====== Data provided

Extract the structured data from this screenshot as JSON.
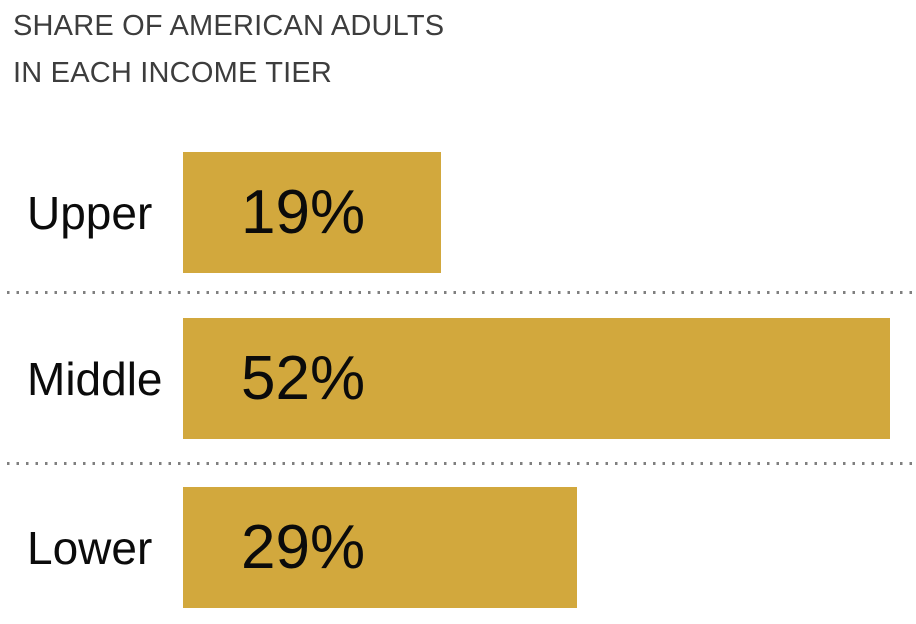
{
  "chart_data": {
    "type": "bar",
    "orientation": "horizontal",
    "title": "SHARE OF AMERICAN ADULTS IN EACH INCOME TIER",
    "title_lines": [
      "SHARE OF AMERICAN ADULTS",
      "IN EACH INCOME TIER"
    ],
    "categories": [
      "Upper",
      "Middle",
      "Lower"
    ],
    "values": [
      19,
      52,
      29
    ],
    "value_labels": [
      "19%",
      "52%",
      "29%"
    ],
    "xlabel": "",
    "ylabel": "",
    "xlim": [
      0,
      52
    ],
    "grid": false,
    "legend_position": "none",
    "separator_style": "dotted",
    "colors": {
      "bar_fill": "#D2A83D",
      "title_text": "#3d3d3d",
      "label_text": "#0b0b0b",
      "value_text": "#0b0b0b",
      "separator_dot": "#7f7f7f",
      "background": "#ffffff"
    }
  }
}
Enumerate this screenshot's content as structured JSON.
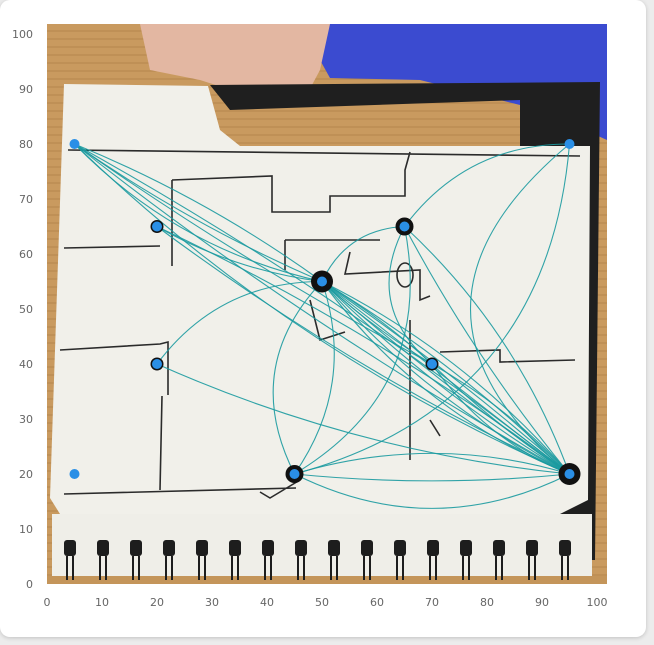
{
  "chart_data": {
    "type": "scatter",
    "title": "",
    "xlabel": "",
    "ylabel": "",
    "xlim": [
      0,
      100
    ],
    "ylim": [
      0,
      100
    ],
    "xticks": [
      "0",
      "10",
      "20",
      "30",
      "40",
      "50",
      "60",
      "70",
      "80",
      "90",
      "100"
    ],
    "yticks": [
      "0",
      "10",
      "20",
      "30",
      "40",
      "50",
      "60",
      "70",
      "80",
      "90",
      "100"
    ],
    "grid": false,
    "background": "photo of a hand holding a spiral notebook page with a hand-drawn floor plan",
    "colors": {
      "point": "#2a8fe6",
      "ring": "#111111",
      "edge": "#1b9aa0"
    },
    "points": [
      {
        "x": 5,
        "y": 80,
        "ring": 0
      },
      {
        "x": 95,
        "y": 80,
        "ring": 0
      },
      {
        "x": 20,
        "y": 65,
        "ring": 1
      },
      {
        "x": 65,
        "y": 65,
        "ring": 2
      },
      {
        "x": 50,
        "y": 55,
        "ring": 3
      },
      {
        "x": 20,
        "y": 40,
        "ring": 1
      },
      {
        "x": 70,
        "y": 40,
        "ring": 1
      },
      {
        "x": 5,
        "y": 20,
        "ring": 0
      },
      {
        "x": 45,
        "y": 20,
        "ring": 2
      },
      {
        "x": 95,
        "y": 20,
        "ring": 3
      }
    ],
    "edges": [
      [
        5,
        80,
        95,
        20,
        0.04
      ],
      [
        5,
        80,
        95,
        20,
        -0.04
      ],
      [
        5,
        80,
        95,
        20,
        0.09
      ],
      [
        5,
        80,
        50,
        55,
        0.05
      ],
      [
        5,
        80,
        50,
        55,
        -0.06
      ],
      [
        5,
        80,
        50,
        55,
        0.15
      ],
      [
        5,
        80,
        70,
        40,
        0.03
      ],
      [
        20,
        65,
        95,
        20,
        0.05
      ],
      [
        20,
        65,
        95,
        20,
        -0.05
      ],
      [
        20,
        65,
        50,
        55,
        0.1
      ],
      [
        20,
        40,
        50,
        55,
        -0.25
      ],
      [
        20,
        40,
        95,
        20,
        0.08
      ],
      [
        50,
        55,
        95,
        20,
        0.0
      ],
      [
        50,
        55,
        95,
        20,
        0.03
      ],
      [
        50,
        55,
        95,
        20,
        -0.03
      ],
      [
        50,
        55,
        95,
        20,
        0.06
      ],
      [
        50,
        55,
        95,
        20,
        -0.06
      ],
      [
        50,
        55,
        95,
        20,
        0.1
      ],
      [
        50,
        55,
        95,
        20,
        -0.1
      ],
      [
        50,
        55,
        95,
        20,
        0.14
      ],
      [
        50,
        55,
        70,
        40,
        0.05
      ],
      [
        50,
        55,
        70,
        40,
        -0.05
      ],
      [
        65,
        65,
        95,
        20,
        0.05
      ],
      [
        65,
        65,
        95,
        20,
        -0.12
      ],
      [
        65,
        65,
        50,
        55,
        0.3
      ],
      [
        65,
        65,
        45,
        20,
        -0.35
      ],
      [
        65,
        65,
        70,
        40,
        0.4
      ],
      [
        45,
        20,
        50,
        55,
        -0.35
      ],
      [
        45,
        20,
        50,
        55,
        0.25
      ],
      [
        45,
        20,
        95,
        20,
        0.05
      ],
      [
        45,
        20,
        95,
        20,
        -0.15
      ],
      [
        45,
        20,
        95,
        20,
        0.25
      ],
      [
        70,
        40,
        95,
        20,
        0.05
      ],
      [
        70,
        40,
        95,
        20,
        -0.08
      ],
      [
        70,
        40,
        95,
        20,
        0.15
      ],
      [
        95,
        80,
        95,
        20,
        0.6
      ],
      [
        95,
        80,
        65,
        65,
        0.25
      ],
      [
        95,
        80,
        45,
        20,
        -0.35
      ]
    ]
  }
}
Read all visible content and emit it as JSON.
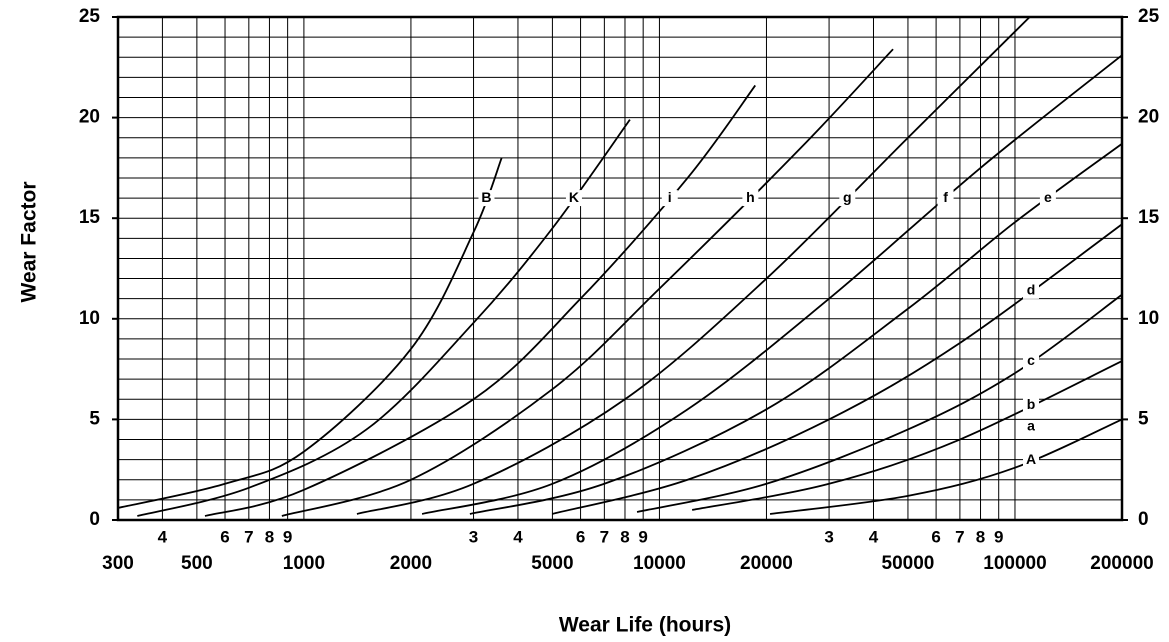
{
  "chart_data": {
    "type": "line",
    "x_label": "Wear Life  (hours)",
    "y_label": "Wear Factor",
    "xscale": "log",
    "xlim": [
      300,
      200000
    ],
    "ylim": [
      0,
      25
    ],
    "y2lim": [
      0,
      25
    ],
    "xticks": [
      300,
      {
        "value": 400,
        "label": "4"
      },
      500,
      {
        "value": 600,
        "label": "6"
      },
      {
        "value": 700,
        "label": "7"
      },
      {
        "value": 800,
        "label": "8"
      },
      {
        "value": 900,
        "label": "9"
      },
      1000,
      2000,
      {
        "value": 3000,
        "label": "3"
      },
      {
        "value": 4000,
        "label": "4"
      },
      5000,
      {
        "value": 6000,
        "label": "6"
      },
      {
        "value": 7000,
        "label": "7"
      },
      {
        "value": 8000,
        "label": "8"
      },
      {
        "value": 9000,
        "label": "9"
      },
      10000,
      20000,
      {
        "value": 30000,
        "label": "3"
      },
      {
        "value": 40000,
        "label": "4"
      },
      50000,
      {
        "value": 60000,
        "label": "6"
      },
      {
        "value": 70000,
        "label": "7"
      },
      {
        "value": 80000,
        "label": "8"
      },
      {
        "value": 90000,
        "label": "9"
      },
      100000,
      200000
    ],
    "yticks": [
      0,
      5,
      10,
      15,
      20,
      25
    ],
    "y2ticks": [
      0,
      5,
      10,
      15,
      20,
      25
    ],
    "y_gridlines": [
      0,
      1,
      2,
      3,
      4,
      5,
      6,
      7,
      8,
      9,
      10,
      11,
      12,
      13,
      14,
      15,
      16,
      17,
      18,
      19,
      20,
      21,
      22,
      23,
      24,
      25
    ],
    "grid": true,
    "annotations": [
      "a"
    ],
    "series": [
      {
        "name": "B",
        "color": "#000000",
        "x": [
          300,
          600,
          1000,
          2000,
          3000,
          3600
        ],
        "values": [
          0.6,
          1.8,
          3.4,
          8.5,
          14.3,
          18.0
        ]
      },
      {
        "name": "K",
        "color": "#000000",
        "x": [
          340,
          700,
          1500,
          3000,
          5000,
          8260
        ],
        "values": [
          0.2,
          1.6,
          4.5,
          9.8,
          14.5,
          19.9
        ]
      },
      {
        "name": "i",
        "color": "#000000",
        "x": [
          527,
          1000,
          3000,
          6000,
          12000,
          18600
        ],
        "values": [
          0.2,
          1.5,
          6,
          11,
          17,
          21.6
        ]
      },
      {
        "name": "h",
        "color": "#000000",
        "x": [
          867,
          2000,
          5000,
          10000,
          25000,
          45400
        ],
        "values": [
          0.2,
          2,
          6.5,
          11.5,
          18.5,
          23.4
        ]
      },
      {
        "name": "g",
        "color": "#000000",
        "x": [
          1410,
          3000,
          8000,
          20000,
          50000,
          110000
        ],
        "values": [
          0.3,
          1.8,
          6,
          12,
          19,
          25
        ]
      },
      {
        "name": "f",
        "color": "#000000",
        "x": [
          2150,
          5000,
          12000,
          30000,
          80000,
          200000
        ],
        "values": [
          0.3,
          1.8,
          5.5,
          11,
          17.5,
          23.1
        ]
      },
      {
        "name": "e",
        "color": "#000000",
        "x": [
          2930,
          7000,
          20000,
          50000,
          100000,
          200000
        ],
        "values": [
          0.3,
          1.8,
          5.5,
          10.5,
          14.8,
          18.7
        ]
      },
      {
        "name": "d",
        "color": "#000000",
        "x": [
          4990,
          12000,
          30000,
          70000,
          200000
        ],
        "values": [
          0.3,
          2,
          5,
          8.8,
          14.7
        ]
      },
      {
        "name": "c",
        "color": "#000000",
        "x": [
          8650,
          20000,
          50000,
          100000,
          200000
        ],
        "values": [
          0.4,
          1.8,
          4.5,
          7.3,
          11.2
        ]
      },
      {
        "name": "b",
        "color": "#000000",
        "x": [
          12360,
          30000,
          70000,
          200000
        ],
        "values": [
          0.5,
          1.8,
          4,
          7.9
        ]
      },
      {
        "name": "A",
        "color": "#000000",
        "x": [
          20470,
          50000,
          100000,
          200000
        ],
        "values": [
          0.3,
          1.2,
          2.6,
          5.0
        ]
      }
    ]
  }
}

============

*What you have to do:*
Collect every line from the records above that contains the word "Wear".

*Completed task:*
    "x_label": "Wear Life  (hours)",
    "y_label": "Wear Factor",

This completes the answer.